» THE TASK
From the entries below, extract every line that includes the word "search".

[Data entries]
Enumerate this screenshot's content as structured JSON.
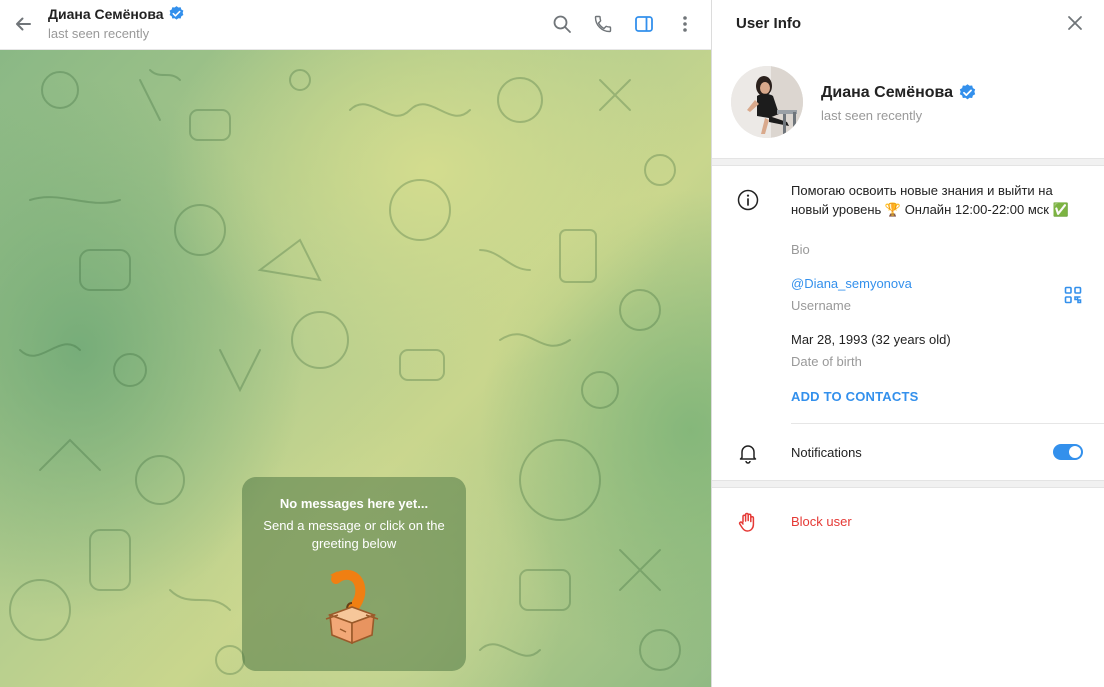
{
  "chat_header": {
    "peer_name": "Диана Семёнова",
    "peer_status": "last seen recently",
    "icons": [
      "back-arrow-icon",
      "search-icon",
      "phone-icon",
      "sidebar-toggle-icon",
      "more-vertical-icon"
    ]
  },
  "empty_state": {
    "title": "No messages here yet...",
    "subtitle": "Send a message or click on the greeting below"
  },
  "info_panel": {
    "title": "User Info",
    "name": "Диана Семёнова",
    "status": "last seen recently",
    "bio": "Помогаю освоить новые знания и выйти на новый уровень 🏆 Онлайн 12:00-22:00 мск ✅",
    "bio_caption": "Bio",
    "username": "@Diana_semyonova",
    "username_caption": "Username",
    "dob": "Mar 28, 1993 (32 years old)",
    "dob_caption": "Date of birth",
    "add_contacts": "ADD TO CONTACTS",
    "notifications_label": "Notifications",
    "notifications_on": true,
    "block_label": "Block user"
  },
  "colors": {
    "accent": "#3390ec",
    "danger": "#e53935",
    "verified": "#3390ec",
    "muted_text": "#999999"
  }
}
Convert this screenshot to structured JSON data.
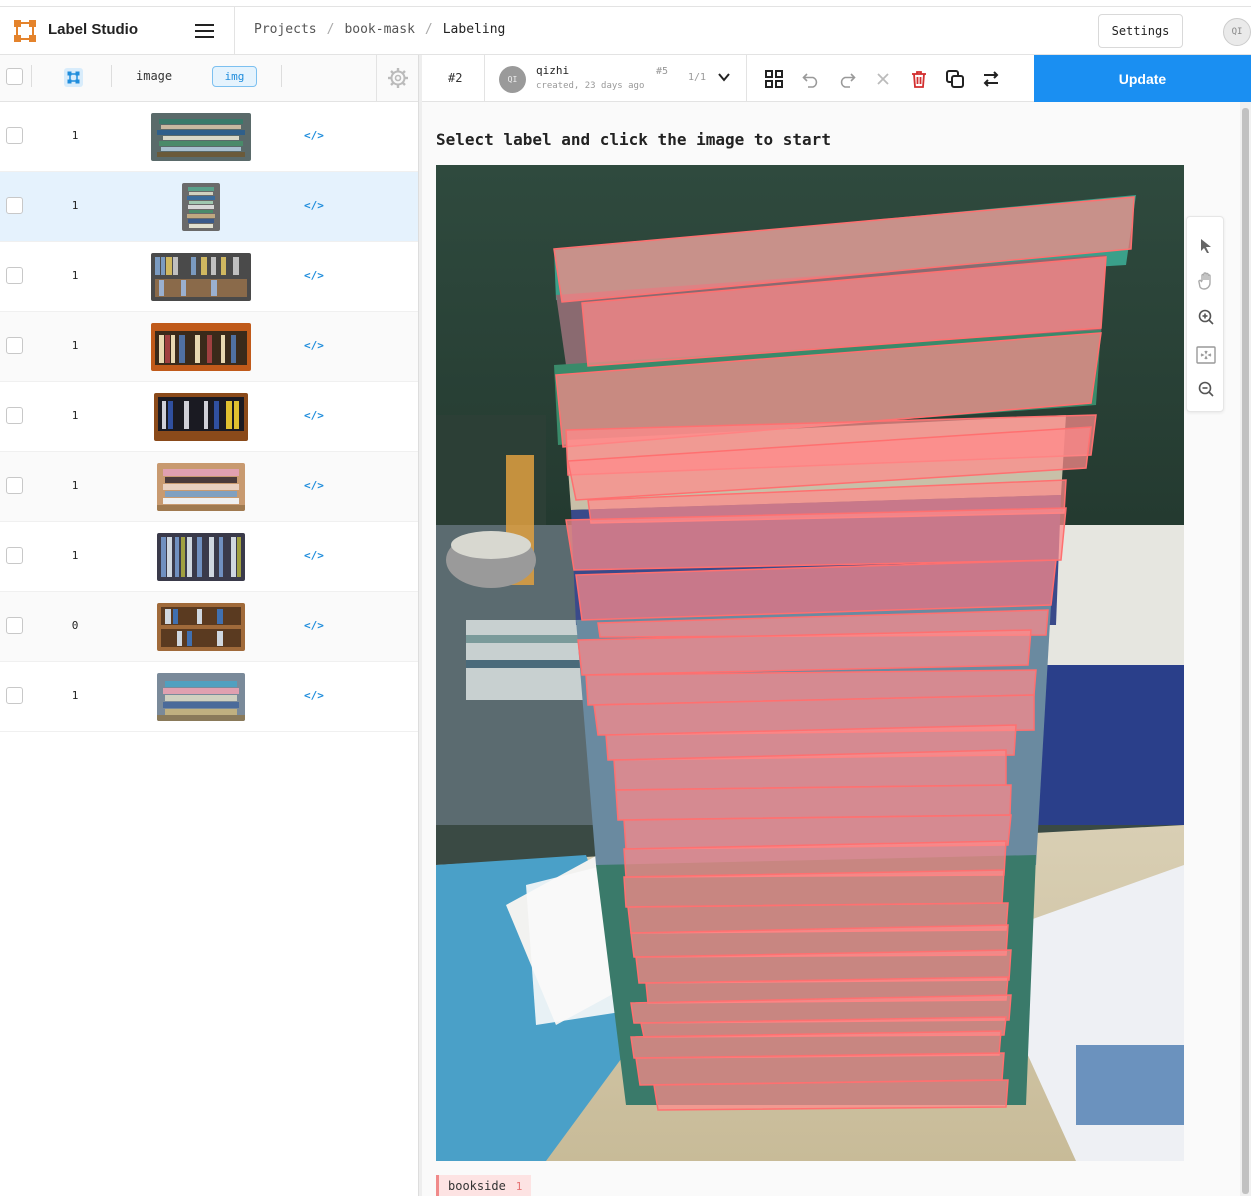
{
  "app": {
    "title": "Label Studio"
  },
  "breadcrumbs": [
    "Projects",
    "/",
    "book-mask",
    "/",
    "Labeling"
  ],
  "header": {
    "settings_label": "Settings",
    "user_initials": "QI"
  },
  "table": {
    "columns": {
      "image": "image",
      "img": "img"
    },
    "rows": [
      {
        "count": "1",
        "selected": false
      },
      {
        "count": "1",
        "selected": true
      },
      {
        "count": "1",
        "selected": false
      },
      {
        "count": "1",
        "selected": false
      },
      {
        "count": "1",
        "selected": false
      },
      {
        "count": "1",
        "selected": false
      },
      {
        "count": "1",
        "selected": false
      },
      {
        "count": "0",
        "selected": false
      },
      {
        "count": "1",
        "selected": false
      }
    ]
  },
  "annotation_bar": {
    "task_id": "#2",
    "user_initials": "QI",
    "user_name": "qizhi",
    "created": "created, 23 days ago",
    "annotation_id": "#5",
    "pager": "1/1",
    "update_label": "Update"
  },
  "labeling": {
    "instruction": "Select label and click the image to start",
    "region_label": "bookside",
    "region_count": "1",
    "mask_color": "#ff8a8a"
  },
  "colors": {
    "accent": "#1a8ff2",
    "selection_row": "#e5f2fd",
    "delete_icon": "#d32f2f"
  }
}
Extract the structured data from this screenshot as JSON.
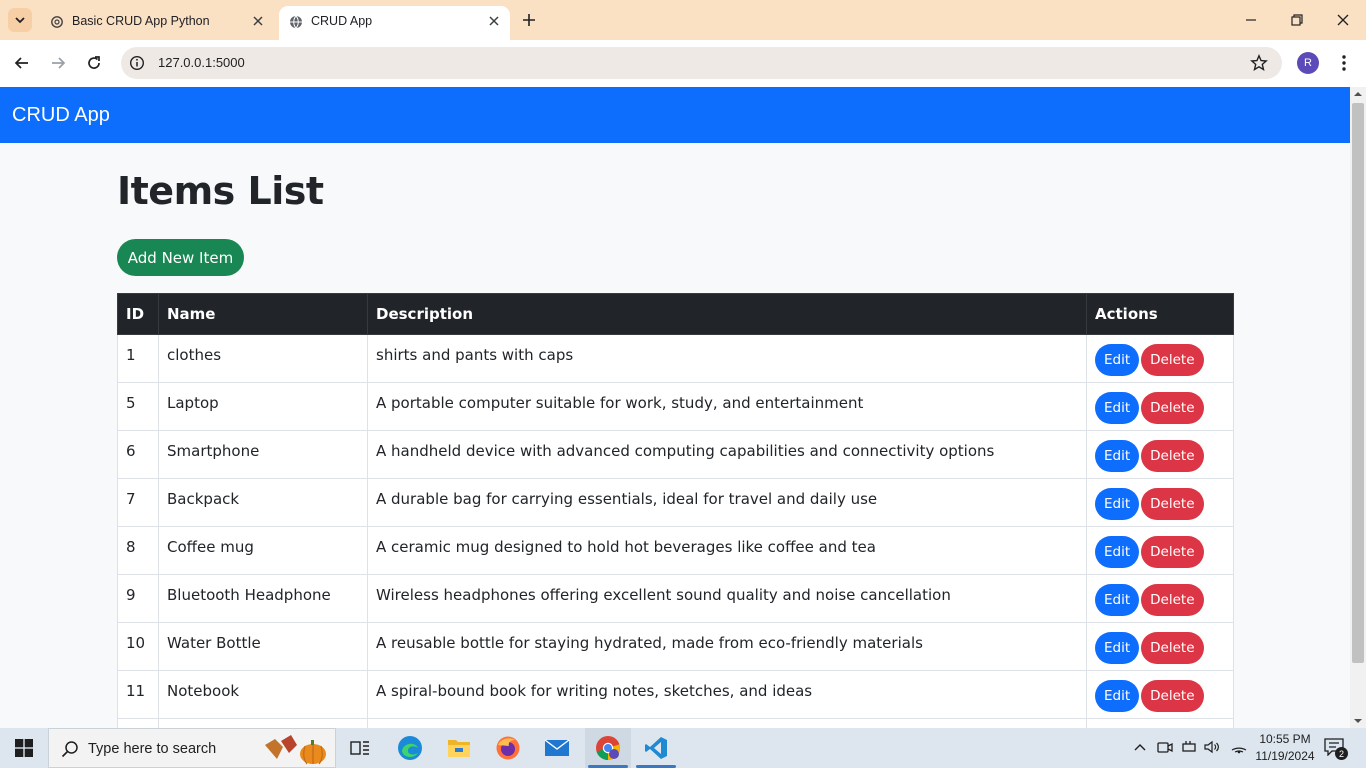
{
  "browser": {
    "tabs": [
      {
        "title": "Basic CRUD App Python",
        "icon": "openai-icon"
      },
      {
        "title": "CRUD App",
        "icon": "globe-icon",
        "active": true
      }
    ],
    "url": "127.0.0.1:5000",
    "profile_initial": "R"
  },
  "page": {
    "brand": "CRUD App",
    "heading": "Items List",
    "add_button": "Add New Item",
    "colors": {
      "navbar": "#0d6efd",
      "add": "#198754",
      "edit": "#0d6efd",
      "delete": "#dc3545",
      "header": "#212529"
    }
  },
  "table": {
    "headers": [
      "ID",
      "Name",
      "Description",
      "Actions"
    ],
    "edit_label": "Edit",
    "delete_label": "Delete",
    "rows": [
      {
        "id": "1",
        "name": "clothes",
        "description": "shirts and pants with caps"
      },
      {
        "id": "5",
        "name": "Laptop",
        "description": "A portable computer suitable for work, study, and entertainment"
      },
      {
        "id": "6",
        "name": "Smartphone",
        "description": "A handheld device with advanced computing capabilities and connectivity options"
      },
      {
        "id": "7",
        "name": "Backpack",
        "description": "A durable bag for carrying essentials, ideal for travel and daily use"
      },
      {
        "id": "8",
        "name": "Coffee mug",
        "description": "A ceramic mug designed to hold hot beverages like coffee and tea"
      },
      {
        "id": "9",
        "name": "Bluetooth Headphone",
        "description": "Wireless headphones offering excellent sound quality and noise cancellation"
      },
      {
        "id": "10",
        "name": "Water Bottle",
        "description": "A reusable bottle for staying hydrated, made from eco-friendly materials"
      },
      {
        "id": "11",
        "name": "Notebook",
        "description": "A spiral-bound book for writing notes, sketches, and ideas"
      },
      {
        "id": "",
        "name": "",
        "description": ""
      }
    ]
  },
  "taskbar": {
    "search_placeholder": "Type here to search",
    "time": "10:55 PM",
    "date": "11/19/2024",
    "notification_count": "2",
    "apps": [
      "task-view-icon",
      "edge-icon",
      "file-explorer-icon",
      "firefox-icon",
      "mail-icon",
      "chrome-icon",
      "vscode-icon"
    ]
  }
}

» EXERCISE ANSWER
      "search-icon",
    "search_placeholder": "Type here to search",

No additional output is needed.